-- Task to complete --
Pull out every line below that contains the word "minimum".

-- Supplied information --

--- --- ---

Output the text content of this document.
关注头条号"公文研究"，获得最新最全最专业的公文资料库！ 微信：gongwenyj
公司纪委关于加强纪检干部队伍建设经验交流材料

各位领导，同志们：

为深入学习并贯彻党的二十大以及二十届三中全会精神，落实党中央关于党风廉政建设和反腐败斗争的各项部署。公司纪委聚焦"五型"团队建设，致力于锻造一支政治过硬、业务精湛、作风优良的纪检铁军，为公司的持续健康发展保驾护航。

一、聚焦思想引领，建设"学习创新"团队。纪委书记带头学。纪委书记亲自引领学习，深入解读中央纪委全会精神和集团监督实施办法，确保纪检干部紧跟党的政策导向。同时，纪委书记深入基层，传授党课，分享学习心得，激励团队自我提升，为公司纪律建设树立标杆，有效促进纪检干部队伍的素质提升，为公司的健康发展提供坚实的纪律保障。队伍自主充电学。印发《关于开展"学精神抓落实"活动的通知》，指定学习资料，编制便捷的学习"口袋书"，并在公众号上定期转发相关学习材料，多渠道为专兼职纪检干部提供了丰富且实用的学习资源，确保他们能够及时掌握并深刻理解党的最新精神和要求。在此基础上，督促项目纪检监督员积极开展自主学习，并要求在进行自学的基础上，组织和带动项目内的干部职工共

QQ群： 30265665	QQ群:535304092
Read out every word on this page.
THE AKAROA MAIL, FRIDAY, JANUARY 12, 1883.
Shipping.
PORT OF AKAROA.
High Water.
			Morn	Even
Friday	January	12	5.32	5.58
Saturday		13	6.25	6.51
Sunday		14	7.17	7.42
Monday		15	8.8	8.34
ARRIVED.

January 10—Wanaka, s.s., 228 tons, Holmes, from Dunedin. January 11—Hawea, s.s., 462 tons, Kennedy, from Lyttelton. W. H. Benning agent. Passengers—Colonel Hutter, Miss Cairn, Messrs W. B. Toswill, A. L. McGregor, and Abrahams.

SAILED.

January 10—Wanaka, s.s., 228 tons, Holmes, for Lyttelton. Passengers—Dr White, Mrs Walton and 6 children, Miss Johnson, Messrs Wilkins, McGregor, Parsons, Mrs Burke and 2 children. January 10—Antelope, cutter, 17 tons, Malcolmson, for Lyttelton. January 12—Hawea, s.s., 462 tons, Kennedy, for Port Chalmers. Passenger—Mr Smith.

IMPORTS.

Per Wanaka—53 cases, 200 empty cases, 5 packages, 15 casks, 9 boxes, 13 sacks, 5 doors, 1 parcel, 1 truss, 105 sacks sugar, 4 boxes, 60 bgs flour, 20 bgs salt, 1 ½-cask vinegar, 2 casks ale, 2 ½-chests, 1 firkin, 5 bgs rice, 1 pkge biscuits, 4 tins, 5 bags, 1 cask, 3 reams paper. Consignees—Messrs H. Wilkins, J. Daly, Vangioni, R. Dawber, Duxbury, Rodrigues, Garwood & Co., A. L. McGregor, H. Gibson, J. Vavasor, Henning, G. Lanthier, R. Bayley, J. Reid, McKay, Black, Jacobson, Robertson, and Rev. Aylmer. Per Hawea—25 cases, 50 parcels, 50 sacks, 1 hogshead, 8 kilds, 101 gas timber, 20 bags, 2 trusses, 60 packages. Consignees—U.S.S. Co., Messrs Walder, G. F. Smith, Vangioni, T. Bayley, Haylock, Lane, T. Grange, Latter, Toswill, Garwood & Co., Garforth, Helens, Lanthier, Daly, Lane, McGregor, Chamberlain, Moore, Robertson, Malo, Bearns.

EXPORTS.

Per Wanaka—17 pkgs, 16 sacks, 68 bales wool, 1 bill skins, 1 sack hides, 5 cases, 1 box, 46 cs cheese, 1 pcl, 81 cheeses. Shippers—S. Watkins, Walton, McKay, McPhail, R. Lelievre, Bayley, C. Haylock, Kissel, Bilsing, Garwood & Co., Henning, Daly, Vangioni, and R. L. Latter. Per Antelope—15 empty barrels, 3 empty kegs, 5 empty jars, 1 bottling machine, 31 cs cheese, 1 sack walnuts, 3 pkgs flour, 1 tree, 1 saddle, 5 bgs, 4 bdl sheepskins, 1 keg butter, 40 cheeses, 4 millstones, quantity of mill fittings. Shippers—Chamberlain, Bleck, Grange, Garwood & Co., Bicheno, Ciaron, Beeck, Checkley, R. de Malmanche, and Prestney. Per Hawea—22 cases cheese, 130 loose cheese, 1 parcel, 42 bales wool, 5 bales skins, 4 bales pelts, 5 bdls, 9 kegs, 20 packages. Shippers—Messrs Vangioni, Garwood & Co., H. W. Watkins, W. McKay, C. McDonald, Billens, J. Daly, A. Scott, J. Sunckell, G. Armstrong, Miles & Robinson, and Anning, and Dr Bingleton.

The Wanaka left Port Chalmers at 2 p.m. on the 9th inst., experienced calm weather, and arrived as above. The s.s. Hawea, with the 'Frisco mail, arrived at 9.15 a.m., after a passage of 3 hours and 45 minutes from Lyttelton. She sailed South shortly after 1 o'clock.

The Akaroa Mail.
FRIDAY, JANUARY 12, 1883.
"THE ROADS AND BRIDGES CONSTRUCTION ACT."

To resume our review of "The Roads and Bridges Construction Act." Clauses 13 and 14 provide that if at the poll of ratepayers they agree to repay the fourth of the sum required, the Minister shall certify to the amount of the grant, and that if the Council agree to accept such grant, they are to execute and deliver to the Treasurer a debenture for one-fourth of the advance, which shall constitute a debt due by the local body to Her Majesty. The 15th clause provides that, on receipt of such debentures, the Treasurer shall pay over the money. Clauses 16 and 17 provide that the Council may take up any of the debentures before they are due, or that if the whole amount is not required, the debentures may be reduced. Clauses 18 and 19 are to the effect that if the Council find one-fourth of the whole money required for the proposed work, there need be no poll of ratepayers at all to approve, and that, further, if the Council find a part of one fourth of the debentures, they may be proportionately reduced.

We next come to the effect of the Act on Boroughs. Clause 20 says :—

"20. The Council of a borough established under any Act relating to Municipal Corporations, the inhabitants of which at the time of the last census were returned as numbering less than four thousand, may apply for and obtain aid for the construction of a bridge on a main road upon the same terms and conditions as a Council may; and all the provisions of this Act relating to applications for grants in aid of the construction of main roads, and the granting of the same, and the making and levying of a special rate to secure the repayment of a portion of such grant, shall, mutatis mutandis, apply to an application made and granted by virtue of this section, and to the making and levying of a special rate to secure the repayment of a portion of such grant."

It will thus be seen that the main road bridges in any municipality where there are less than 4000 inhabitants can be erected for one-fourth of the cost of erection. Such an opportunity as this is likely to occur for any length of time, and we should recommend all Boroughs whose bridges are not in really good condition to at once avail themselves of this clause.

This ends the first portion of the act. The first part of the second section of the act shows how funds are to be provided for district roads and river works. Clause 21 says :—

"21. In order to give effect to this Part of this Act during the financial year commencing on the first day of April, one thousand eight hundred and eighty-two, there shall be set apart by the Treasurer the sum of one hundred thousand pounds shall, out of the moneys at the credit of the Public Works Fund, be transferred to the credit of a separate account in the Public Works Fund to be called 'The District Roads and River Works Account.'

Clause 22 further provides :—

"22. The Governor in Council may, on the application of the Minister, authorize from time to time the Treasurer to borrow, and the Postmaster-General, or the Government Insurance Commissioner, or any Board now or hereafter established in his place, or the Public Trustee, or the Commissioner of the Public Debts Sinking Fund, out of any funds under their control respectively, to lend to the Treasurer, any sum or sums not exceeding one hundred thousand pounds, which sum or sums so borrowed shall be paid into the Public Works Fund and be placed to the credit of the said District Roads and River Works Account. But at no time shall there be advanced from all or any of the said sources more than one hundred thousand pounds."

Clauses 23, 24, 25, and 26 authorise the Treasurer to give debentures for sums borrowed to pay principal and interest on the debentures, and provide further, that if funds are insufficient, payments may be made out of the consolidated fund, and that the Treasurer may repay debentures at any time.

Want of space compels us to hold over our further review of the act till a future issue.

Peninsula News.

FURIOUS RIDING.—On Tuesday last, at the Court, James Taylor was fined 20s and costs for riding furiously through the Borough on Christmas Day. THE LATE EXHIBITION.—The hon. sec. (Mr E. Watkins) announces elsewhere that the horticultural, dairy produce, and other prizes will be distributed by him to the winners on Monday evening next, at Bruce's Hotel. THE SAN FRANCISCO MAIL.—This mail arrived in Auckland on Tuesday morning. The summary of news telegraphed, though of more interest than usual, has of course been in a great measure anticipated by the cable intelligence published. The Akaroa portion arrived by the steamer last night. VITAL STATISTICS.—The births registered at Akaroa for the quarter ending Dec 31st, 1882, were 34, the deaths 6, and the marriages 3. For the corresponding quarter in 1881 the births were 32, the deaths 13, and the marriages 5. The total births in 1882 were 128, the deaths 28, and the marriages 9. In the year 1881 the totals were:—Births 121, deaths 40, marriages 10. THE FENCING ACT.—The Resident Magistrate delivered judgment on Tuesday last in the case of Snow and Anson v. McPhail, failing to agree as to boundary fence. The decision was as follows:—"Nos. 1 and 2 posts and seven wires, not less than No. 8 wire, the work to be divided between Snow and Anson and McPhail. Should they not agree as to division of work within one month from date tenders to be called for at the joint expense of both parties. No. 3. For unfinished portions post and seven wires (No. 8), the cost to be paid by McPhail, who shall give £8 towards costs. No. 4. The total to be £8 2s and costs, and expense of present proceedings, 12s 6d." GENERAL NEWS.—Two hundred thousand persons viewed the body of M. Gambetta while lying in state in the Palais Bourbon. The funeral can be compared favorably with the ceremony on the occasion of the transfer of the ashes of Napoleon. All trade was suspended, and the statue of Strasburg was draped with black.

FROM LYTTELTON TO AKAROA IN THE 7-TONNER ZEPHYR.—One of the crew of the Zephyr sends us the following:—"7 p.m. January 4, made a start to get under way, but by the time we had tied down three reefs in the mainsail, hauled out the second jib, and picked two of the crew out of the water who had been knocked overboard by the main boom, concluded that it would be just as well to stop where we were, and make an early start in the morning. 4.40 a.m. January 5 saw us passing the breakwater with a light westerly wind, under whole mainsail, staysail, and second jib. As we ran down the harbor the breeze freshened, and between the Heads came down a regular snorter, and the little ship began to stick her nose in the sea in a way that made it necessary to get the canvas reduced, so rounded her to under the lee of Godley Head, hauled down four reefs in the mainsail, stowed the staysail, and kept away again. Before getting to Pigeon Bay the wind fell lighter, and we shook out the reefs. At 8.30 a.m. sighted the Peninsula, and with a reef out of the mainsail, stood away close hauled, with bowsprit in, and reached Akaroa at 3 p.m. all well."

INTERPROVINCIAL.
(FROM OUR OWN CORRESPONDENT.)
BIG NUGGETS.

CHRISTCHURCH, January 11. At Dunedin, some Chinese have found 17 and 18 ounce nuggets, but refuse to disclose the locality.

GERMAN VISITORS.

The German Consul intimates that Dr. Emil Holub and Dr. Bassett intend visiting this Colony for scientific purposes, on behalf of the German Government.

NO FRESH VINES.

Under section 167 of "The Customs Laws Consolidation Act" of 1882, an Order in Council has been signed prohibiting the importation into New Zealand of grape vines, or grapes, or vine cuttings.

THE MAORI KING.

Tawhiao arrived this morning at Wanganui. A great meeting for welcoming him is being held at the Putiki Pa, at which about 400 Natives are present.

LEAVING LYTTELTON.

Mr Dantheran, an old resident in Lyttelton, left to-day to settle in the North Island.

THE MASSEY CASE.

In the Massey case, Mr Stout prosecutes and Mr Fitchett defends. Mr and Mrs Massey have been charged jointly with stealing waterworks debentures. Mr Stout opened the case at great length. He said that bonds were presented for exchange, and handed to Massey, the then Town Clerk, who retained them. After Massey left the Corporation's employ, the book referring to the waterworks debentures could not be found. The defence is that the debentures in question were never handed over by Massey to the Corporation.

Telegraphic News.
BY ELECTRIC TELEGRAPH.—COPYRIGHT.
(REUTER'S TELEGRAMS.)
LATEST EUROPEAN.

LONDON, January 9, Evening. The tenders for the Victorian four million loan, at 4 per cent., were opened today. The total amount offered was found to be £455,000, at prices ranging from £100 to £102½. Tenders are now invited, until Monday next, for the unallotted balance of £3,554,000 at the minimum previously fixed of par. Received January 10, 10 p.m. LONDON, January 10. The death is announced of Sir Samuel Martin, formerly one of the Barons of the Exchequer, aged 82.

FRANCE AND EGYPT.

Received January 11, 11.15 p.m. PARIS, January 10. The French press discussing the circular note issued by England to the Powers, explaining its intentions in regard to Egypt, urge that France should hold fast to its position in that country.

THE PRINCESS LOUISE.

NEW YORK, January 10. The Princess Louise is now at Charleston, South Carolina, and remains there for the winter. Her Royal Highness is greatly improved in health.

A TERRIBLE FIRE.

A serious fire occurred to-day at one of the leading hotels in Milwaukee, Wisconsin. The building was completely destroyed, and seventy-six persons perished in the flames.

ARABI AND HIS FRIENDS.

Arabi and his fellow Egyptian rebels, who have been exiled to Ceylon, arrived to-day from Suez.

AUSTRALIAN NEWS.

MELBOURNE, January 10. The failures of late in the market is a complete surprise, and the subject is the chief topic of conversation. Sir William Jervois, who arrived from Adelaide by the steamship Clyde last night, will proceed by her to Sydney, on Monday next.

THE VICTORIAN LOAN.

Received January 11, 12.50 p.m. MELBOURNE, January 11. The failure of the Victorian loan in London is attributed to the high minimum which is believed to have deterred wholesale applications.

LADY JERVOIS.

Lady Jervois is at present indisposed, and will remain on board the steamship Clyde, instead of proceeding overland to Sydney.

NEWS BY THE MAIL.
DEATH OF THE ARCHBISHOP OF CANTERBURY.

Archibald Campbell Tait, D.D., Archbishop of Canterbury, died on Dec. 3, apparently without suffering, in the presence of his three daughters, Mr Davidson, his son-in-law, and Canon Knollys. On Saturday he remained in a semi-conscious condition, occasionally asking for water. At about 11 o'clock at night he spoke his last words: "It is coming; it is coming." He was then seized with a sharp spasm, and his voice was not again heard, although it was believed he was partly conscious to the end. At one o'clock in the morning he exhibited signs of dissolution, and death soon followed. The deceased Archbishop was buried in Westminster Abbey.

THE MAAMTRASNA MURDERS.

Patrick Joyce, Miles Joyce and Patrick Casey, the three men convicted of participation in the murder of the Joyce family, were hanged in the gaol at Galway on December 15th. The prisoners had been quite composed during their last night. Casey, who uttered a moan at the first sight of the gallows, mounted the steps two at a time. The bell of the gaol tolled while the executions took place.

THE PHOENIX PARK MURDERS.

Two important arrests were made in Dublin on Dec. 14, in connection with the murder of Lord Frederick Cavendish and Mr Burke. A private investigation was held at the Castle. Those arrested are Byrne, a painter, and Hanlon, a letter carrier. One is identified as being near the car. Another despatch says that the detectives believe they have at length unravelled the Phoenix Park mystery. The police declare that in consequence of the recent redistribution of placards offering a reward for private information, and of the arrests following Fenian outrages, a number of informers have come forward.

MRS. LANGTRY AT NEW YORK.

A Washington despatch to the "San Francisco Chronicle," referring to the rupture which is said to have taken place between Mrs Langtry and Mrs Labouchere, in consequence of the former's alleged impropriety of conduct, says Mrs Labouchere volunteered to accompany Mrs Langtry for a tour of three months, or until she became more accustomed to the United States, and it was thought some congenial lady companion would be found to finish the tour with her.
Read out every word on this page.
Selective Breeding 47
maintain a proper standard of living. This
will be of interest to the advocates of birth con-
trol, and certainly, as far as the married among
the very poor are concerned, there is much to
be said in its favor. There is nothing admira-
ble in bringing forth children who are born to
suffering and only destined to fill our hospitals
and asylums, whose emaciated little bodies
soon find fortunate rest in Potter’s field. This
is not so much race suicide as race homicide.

--- --- ---

-- Exercise solution --
LONDON, January 9, Evening. The tenders for the Victorian four million loan, at 4 per cent., were opened today. The total amount offered was found to be £455,000, at prices ranging from £100 to £102½. Tenders are now invited, until Monday next, for the unallotted balance of £3,554,000 at the minimum previously fixed of par. Received January 10, 10 p.m. LONDON, January 10. The death is announced of Sir Samuel Martin, formerly one of the Barons of the Exchequer, aged 82.
Received January 11, 12.50 p.m. MELBOURNE, January 11. The failure of the Victorian loan in London is attributed to the high minimum which is believed to have deterred wholesale applications.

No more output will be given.